(Stored items from a collection)
+ + +
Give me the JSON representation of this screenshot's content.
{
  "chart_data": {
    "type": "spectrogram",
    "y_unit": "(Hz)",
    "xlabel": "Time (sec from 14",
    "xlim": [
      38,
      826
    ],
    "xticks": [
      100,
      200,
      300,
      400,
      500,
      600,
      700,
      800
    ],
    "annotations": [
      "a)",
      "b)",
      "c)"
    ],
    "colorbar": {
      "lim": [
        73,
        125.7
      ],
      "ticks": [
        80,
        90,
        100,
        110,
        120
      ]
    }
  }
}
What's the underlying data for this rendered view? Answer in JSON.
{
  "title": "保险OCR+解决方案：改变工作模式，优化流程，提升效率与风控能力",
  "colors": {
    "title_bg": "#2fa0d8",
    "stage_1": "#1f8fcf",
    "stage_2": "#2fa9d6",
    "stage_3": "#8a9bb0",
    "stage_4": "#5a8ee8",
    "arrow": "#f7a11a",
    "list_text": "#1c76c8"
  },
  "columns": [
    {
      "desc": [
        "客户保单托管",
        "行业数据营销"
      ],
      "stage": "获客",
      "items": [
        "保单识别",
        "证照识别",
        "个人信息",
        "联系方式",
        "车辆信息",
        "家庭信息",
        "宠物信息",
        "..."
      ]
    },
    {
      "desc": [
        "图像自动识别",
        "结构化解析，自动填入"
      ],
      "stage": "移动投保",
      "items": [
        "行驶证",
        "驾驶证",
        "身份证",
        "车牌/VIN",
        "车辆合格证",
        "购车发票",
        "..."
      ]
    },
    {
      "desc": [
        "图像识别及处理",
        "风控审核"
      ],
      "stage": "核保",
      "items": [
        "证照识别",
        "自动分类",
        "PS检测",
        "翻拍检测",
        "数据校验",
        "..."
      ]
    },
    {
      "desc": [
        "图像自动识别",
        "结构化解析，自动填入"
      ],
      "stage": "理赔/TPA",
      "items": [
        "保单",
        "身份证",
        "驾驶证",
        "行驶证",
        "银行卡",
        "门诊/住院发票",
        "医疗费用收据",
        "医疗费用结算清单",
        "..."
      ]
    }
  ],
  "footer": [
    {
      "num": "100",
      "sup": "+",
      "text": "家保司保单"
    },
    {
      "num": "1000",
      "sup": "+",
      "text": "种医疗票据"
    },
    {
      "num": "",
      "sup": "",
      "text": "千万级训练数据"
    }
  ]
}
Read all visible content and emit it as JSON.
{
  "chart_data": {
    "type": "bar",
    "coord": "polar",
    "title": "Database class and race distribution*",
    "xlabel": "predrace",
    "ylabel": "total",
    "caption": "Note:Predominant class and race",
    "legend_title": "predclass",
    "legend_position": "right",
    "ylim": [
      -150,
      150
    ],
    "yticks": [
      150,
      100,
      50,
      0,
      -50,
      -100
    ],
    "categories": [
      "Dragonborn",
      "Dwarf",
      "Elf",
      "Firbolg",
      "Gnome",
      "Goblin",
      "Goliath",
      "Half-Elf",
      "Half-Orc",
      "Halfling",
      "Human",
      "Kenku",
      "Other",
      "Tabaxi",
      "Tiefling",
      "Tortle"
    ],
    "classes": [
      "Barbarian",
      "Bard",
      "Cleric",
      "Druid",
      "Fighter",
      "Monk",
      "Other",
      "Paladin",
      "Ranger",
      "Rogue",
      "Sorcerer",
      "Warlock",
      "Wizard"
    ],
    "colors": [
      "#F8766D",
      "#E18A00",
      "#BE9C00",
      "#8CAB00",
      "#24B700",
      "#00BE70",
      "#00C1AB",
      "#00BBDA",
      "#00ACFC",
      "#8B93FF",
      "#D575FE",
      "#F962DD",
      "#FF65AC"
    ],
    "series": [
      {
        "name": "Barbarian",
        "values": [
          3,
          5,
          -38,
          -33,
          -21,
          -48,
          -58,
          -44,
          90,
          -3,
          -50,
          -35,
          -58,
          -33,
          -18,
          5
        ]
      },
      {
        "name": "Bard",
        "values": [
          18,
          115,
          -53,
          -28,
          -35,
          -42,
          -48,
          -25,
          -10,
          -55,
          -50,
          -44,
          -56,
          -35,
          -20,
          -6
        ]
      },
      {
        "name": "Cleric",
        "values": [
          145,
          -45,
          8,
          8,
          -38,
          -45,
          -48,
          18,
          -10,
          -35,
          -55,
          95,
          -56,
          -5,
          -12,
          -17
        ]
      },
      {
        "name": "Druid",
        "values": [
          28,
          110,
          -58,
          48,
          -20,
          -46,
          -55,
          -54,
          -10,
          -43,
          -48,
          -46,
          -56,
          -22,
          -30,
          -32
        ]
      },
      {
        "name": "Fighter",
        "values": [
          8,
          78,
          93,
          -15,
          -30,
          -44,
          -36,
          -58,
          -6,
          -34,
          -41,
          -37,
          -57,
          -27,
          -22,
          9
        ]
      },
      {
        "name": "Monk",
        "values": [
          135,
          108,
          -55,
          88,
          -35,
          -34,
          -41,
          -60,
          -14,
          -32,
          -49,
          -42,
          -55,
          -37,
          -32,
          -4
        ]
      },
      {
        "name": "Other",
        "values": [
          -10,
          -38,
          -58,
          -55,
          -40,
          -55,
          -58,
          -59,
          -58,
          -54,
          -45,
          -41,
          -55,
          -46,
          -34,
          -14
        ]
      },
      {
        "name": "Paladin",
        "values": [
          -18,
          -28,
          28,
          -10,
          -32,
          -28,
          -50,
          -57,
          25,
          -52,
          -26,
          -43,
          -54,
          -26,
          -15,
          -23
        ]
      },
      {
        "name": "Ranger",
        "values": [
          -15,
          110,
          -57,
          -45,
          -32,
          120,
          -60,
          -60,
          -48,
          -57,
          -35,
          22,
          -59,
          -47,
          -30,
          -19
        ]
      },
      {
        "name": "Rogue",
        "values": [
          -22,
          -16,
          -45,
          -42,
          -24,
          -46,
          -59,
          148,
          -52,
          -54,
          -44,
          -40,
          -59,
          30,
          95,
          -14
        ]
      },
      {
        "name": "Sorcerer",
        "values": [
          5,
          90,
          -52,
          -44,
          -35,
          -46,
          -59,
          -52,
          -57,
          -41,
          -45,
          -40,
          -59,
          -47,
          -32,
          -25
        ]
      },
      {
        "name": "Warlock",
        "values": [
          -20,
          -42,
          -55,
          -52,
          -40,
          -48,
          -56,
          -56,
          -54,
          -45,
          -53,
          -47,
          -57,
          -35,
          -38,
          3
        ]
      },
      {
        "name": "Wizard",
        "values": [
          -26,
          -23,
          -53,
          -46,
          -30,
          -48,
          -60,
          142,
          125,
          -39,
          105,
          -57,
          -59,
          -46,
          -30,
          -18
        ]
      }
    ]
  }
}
+ + +
Exercise details >>
Gather up every line from the listing above in which the word "xlabel" occurs.

The solution >>
    "xlabel": "Time (sec from 14",
    "xlabel": "predrace",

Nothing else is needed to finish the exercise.